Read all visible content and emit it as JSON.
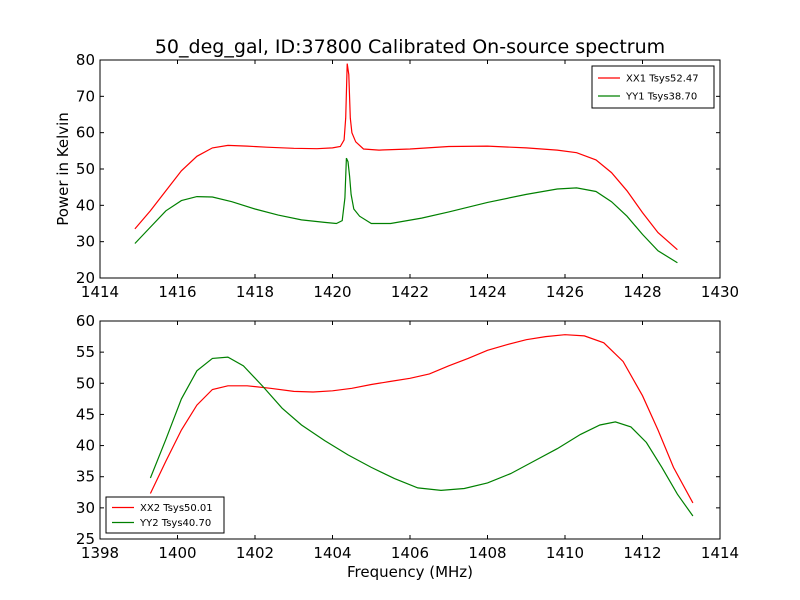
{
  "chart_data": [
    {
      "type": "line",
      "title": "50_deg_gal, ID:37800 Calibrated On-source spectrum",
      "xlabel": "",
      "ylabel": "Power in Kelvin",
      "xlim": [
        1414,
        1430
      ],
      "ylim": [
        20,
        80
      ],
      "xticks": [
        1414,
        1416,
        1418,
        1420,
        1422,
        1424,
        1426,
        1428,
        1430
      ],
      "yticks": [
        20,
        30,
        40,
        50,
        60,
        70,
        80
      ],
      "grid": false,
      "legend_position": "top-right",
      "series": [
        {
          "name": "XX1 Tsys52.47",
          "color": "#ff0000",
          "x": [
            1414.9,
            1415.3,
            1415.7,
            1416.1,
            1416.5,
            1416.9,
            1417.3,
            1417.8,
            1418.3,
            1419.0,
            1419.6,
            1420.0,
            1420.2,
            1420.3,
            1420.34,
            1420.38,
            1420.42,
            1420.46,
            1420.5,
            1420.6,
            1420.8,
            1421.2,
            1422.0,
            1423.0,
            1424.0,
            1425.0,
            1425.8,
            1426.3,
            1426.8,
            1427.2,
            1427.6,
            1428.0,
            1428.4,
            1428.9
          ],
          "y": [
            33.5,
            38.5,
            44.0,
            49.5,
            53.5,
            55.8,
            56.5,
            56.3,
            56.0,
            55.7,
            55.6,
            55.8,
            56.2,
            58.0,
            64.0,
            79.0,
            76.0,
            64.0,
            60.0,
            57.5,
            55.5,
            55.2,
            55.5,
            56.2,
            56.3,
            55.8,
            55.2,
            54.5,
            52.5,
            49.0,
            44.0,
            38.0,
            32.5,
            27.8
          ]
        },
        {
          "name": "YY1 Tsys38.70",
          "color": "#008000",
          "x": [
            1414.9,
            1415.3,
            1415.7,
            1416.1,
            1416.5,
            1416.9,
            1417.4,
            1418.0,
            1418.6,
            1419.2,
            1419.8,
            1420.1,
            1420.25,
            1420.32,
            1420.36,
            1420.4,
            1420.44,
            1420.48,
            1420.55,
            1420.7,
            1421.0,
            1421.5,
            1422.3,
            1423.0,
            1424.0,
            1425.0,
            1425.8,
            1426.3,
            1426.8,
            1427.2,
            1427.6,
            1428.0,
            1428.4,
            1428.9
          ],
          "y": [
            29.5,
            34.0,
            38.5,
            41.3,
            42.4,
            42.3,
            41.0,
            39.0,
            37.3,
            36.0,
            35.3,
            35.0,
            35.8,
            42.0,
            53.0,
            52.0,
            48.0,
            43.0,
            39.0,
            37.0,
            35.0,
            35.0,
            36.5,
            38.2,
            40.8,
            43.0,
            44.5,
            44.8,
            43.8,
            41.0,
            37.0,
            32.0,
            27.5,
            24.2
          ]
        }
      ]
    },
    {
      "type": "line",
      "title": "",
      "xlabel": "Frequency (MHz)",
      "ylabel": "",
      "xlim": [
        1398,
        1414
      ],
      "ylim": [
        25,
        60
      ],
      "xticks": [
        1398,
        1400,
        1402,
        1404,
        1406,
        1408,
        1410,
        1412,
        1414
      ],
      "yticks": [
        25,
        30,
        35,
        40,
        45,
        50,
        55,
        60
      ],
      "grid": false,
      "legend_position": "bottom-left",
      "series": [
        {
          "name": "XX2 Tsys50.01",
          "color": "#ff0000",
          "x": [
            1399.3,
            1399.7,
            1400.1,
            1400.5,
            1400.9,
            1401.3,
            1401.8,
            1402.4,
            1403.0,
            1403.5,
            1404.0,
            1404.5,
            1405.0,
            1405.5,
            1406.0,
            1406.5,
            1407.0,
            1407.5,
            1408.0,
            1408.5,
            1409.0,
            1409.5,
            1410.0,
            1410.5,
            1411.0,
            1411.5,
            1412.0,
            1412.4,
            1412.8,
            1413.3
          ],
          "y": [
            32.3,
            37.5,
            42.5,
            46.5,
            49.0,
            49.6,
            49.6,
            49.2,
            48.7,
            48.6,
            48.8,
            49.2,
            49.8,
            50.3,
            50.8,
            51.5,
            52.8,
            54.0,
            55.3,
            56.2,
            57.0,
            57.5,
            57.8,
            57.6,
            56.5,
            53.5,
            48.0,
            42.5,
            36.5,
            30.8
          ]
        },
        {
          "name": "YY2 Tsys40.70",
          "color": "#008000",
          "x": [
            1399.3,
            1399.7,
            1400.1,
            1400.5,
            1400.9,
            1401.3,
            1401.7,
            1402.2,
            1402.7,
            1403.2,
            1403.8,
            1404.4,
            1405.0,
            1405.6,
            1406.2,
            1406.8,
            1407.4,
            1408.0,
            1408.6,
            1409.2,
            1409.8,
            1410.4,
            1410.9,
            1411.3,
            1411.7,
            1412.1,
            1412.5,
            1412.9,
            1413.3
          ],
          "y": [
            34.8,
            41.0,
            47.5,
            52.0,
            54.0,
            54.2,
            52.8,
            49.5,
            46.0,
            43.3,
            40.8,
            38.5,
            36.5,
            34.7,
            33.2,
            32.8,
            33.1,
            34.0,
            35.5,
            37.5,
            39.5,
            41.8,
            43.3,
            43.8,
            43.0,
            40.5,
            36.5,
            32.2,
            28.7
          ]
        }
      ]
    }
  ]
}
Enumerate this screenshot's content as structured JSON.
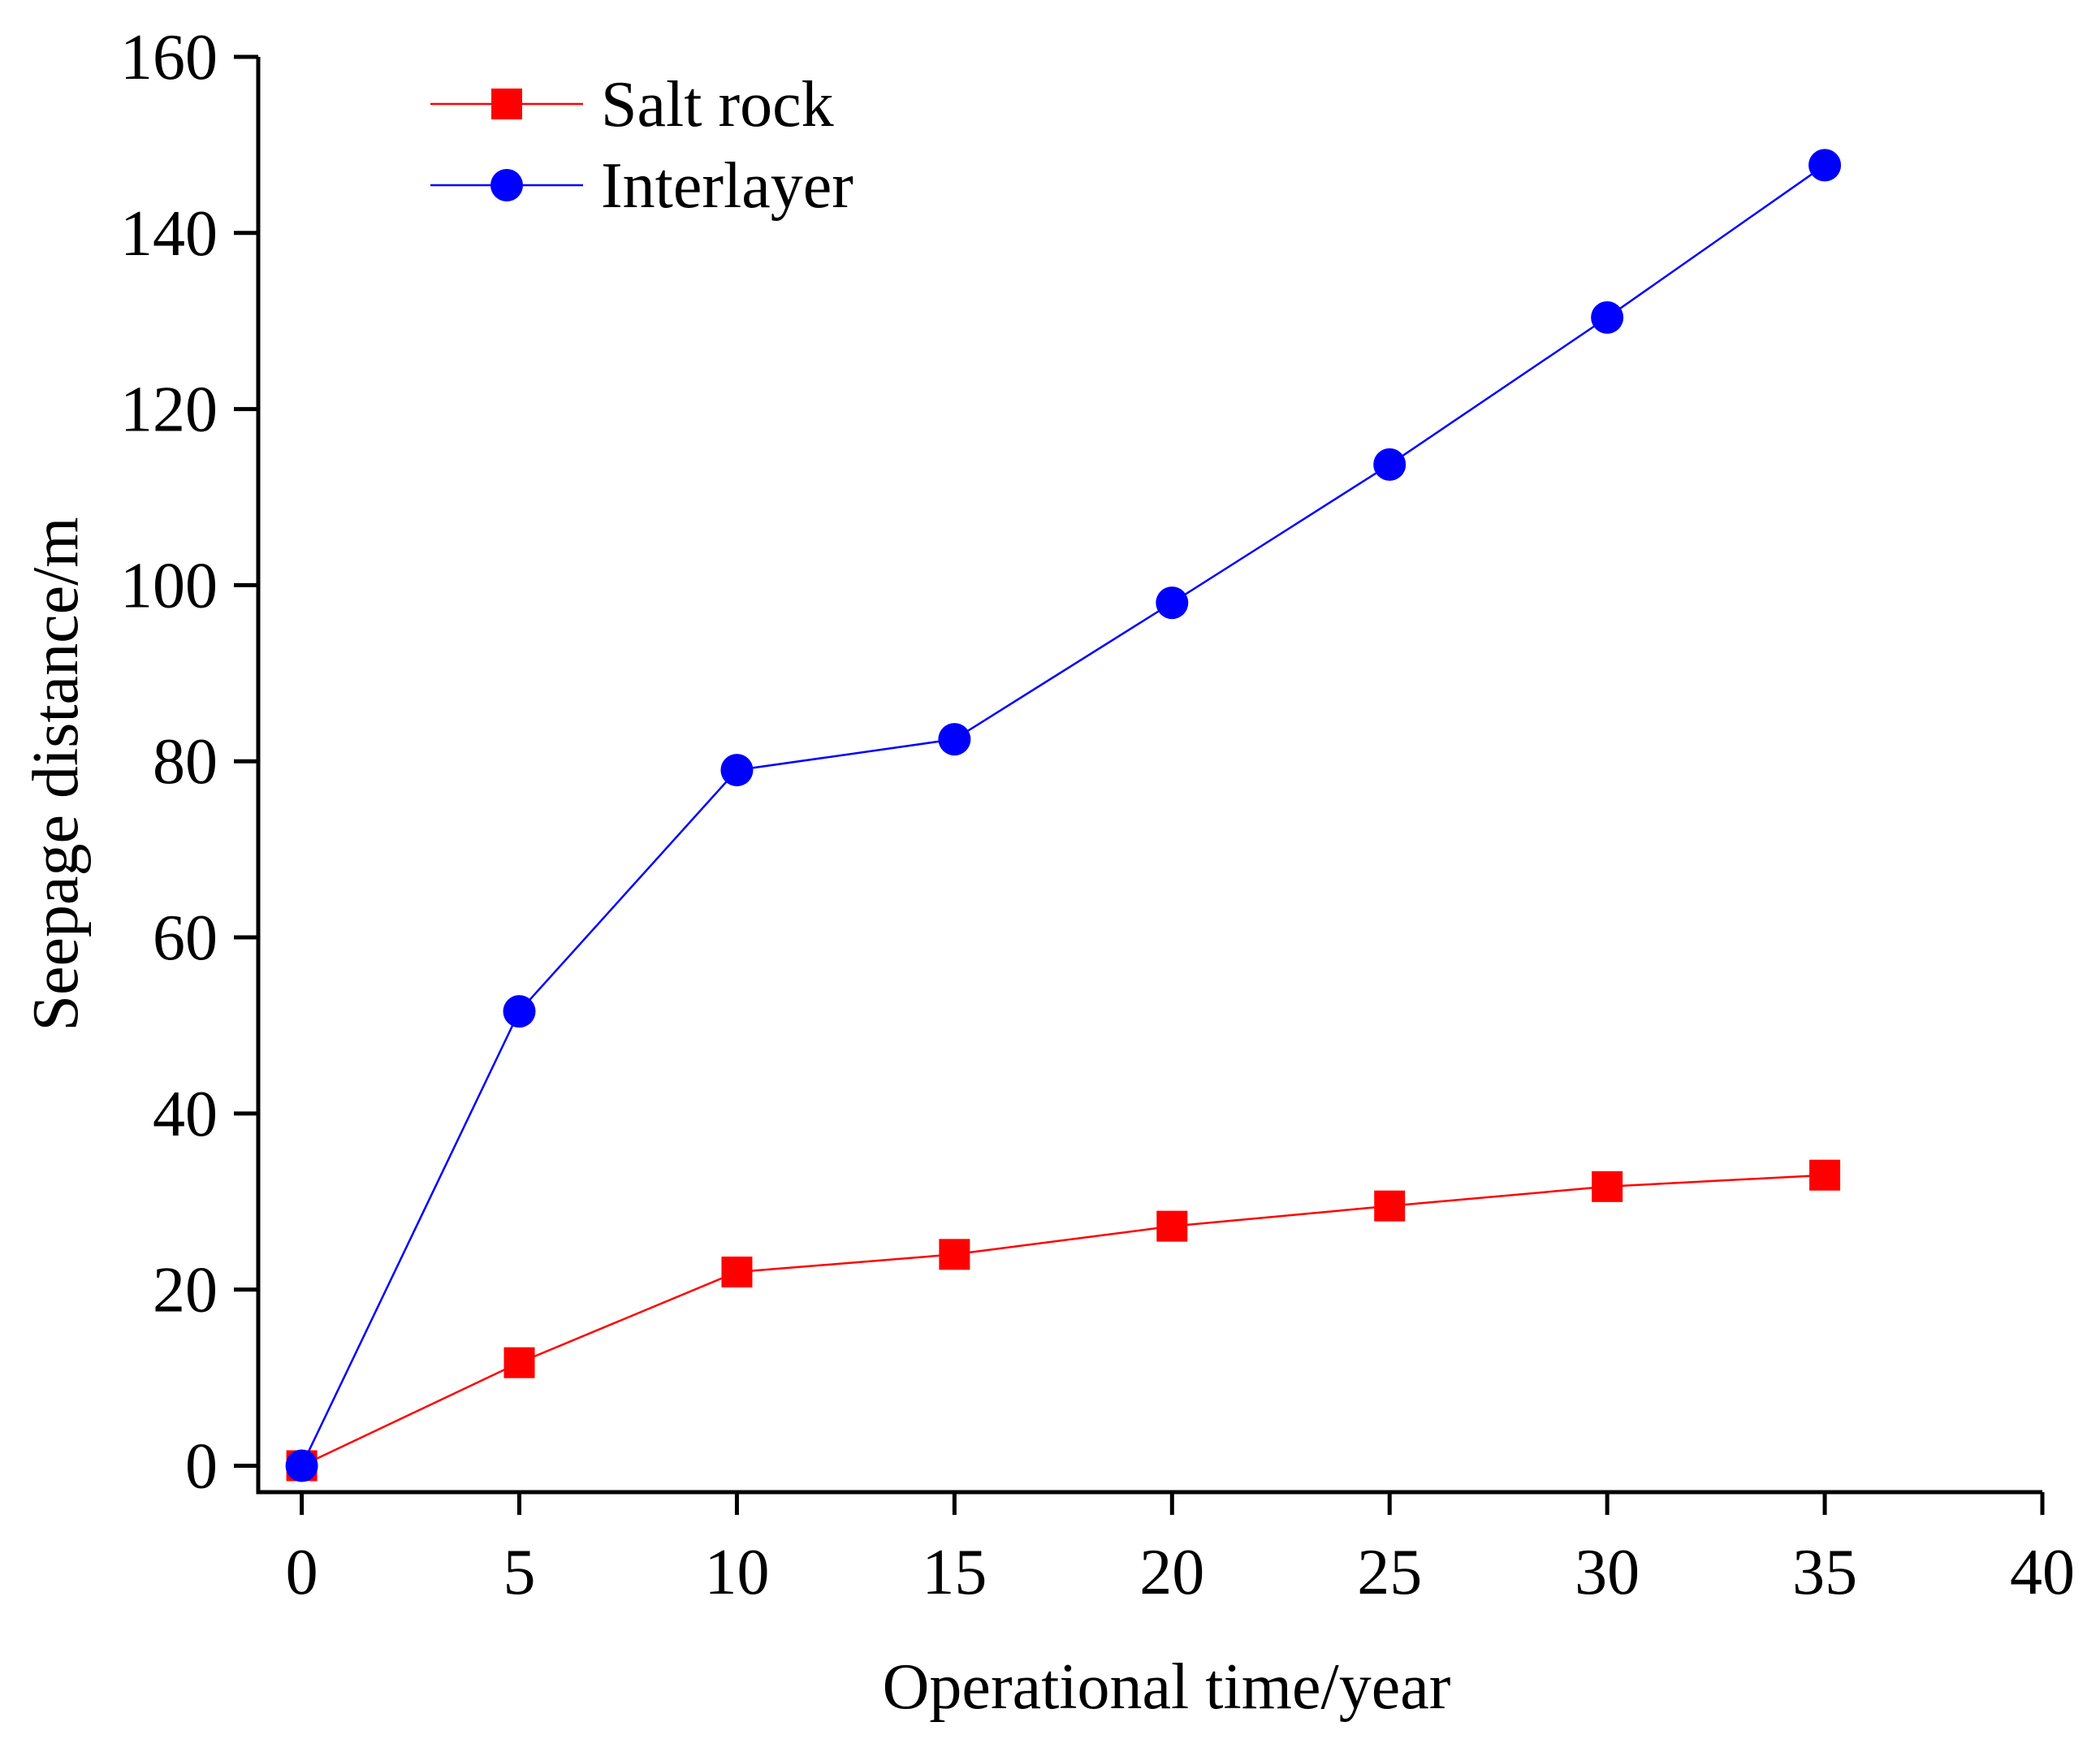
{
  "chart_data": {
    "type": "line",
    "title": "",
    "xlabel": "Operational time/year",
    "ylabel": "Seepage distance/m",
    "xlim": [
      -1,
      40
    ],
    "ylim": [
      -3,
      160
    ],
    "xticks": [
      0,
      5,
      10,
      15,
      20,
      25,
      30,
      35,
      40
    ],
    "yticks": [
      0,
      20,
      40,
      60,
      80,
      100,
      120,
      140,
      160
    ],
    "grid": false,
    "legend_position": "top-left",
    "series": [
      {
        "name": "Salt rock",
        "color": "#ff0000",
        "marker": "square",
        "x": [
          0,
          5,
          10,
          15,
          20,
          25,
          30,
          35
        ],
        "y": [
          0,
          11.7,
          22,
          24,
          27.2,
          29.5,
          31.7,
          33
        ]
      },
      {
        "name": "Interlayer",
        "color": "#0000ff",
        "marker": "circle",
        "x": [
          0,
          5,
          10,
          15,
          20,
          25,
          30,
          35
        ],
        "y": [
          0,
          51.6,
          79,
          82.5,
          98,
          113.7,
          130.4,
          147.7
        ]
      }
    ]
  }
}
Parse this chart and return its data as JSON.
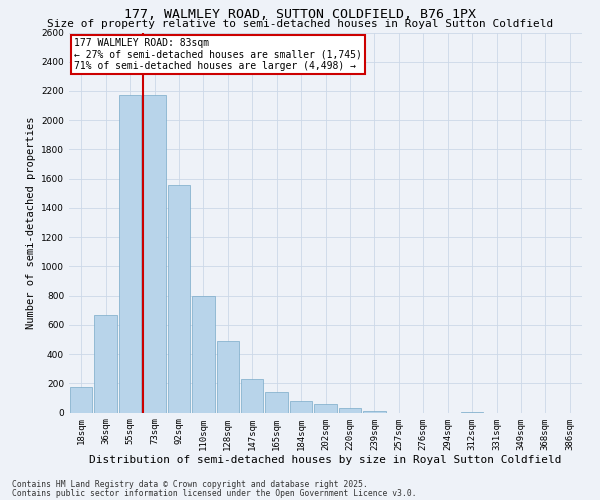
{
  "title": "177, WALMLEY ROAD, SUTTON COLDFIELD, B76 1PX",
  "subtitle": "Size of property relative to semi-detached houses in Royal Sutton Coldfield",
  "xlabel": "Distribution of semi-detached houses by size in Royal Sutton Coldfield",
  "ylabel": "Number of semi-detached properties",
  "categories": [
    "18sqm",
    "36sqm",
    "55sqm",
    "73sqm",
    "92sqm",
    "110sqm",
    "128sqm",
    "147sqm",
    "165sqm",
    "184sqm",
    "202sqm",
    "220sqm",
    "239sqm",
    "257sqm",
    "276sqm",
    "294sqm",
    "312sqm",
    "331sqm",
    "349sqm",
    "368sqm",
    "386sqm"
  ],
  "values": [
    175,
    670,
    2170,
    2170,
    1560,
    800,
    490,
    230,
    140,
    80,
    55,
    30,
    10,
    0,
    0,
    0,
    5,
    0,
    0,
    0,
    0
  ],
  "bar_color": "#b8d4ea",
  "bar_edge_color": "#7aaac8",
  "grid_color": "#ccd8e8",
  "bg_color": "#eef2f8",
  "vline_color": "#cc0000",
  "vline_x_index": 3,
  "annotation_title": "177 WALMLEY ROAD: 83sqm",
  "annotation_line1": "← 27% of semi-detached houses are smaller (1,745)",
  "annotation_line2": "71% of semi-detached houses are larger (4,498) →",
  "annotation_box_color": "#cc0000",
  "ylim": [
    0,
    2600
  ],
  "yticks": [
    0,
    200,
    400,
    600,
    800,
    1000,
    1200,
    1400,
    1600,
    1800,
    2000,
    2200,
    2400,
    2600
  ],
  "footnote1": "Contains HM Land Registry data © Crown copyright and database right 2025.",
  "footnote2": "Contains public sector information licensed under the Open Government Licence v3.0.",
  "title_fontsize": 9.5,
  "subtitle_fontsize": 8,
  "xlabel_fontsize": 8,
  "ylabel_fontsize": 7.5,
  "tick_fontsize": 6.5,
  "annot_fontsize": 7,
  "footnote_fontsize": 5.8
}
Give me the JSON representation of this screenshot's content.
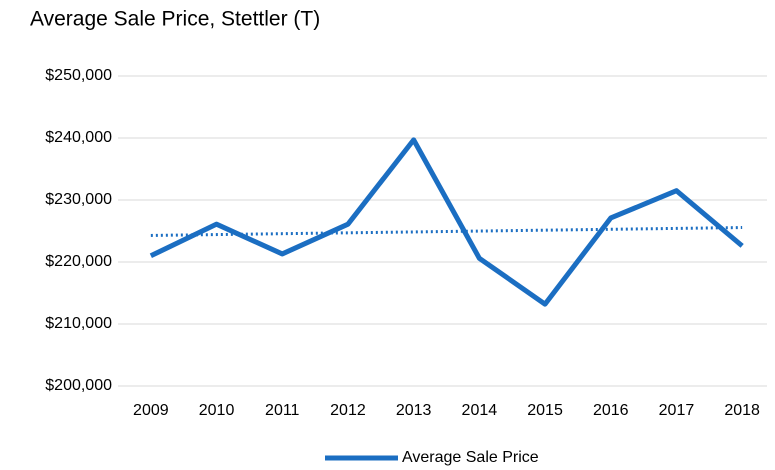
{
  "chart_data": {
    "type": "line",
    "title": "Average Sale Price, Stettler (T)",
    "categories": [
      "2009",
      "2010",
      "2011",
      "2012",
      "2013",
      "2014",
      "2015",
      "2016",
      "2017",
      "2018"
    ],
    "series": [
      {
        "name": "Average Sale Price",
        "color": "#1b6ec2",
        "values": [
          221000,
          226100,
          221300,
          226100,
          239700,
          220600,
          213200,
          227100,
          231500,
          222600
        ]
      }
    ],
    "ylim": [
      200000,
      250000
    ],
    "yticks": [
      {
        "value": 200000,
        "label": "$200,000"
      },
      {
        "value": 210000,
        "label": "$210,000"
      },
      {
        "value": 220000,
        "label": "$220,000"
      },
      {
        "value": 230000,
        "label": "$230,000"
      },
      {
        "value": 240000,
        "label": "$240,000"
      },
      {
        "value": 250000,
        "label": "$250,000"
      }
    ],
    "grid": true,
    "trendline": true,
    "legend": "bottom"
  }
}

### EXERCISE REQUIREMENTS
Go through the material line by line. Show each line that contains the string "screenshot".

### RESPONSE TO THIS EXERCISE
Enumerate this screenshot's content as structured JSON.
Give me the JSON representation of this screenshot's content.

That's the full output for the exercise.